-- Record extracts --
*****
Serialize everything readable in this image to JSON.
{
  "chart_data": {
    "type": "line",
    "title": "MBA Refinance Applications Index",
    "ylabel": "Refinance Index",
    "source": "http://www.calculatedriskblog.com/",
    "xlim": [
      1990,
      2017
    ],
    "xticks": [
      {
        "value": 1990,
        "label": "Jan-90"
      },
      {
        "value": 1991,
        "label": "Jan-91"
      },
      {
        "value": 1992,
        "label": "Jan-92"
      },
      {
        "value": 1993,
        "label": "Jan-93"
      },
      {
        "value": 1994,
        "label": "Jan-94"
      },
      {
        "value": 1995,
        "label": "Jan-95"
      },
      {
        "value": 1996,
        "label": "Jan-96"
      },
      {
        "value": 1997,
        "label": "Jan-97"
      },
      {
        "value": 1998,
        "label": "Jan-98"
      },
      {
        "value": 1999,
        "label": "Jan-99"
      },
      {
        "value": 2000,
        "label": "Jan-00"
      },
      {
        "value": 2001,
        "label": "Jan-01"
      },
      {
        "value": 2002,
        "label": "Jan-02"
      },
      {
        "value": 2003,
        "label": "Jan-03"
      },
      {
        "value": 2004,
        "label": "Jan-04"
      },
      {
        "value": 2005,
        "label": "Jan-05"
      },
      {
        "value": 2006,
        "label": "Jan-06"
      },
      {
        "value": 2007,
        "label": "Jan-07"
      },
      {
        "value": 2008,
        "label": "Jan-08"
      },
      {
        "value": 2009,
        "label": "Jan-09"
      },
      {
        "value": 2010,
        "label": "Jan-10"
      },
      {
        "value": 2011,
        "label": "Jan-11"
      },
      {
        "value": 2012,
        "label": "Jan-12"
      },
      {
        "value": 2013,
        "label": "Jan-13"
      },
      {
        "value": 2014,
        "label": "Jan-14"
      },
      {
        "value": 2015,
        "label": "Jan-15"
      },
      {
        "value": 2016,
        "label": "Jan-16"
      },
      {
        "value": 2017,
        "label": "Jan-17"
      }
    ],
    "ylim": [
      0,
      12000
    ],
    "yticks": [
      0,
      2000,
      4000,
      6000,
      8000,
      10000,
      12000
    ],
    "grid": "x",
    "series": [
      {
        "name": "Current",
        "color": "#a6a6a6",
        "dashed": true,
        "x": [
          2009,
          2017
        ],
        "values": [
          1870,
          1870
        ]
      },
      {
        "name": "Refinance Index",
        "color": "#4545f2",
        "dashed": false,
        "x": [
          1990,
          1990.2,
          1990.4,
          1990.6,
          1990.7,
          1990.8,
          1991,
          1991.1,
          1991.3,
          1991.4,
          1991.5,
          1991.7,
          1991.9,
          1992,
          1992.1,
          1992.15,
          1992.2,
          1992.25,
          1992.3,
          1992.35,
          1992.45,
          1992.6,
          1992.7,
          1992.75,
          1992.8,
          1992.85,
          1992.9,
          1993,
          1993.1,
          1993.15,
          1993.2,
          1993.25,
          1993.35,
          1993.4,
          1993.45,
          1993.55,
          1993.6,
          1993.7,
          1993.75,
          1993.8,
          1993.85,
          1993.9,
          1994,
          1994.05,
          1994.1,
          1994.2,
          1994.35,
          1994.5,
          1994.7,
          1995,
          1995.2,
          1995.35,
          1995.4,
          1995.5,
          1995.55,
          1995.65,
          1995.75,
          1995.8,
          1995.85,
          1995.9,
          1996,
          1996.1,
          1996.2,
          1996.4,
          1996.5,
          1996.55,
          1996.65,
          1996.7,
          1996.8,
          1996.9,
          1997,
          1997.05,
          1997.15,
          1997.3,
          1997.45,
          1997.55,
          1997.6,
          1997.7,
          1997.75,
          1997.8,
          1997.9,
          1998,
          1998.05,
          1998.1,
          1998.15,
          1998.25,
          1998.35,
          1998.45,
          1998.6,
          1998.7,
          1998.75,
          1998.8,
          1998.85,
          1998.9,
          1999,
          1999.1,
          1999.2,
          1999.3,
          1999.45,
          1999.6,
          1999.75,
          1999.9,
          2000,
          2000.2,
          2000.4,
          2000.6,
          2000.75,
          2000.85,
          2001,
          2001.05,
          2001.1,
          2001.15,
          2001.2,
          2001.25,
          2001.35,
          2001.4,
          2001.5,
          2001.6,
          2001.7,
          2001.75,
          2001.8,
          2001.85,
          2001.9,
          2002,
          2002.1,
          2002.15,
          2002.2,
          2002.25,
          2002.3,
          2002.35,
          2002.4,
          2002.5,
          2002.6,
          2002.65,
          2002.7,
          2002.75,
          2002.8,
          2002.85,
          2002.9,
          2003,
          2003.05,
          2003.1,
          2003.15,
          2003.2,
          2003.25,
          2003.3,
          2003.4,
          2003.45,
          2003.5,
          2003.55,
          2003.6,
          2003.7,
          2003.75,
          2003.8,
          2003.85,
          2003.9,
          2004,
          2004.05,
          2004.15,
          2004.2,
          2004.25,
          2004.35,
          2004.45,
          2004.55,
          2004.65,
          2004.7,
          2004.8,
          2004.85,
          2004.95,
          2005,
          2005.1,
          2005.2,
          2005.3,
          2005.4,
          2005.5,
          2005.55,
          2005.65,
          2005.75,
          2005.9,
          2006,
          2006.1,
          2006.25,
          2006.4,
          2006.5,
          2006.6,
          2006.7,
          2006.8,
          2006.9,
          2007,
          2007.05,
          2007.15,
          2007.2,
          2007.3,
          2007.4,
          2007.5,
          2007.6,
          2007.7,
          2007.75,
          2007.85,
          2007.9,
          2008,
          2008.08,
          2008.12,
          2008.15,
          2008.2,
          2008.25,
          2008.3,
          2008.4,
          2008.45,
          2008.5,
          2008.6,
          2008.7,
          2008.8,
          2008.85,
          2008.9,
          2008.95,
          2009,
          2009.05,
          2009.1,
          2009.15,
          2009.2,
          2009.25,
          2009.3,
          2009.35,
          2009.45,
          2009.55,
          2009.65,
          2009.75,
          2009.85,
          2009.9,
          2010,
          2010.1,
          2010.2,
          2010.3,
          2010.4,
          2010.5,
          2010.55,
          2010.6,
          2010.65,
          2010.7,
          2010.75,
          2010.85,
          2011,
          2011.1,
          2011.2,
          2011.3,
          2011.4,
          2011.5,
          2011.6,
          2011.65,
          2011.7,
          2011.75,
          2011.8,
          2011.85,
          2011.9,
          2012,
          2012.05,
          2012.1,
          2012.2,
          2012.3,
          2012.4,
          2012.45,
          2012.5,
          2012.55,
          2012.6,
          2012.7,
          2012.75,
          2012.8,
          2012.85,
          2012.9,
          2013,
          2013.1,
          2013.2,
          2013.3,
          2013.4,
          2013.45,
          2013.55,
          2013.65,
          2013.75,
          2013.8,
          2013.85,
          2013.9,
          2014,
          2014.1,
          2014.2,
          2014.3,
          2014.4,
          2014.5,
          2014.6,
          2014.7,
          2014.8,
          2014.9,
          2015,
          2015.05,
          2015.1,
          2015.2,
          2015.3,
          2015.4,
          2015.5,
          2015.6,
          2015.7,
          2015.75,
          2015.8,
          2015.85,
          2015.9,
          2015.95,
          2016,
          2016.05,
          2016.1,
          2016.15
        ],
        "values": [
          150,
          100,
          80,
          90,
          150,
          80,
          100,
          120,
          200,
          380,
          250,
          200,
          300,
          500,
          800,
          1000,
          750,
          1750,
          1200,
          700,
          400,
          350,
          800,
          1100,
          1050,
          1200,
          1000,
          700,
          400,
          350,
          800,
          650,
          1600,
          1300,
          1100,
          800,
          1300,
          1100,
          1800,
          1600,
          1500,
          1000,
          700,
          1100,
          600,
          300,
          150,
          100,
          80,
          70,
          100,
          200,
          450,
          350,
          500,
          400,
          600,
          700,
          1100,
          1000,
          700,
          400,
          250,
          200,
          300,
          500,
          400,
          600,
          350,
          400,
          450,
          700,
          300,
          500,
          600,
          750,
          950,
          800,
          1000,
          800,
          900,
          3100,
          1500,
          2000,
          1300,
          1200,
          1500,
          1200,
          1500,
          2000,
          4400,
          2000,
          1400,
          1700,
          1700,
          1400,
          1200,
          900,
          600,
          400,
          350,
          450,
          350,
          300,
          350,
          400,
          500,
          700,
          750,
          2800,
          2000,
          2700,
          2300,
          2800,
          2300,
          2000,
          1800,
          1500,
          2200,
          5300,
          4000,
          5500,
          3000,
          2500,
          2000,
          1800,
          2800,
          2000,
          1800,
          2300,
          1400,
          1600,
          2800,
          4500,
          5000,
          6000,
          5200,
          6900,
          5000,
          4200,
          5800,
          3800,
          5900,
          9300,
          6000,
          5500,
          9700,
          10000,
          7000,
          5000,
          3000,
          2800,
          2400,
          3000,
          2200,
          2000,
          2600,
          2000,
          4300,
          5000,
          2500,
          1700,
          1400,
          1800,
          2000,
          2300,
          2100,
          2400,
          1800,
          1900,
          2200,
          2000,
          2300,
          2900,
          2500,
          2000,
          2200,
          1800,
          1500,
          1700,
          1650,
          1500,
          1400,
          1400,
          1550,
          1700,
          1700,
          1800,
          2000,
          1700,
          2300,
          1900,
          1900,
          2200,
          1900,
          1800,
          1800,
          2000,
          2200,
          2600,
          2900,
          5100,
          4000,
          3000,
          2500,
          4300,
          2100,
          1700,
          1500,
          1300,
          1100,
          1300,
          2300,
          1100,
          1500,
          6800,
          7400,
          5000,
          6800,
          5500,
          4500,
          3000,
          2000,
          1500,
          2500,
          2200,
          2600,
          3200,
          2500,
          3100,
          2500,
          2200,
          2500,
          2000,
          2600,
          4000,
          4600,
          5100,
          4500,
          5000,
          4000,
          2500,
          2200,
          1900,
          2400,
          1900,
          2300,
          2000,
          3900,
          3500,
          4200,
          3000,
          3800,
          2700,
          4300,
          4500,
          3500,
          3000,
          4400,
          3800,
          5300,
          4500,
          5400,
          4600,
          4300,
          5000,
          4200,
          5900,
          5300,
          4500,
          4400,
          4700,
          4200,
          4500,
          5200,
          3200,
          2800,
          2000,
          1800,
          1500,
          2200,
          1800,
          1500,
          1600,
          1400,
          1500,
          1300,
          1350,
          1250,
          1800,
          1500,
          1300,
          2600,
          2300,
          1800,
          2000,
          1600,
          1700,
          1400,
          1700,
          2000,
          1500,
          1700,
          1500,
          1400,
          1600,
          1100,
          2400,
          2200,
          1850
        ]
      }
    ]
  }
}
*****
-- Given exercise --
Pick out the lines containing the string "Index" and show them.

-- Completed exercise --
    "title": "MBA Refinance Applications Index",
    "ylabel": "Refinance Index",
        "name": "Refinance Index",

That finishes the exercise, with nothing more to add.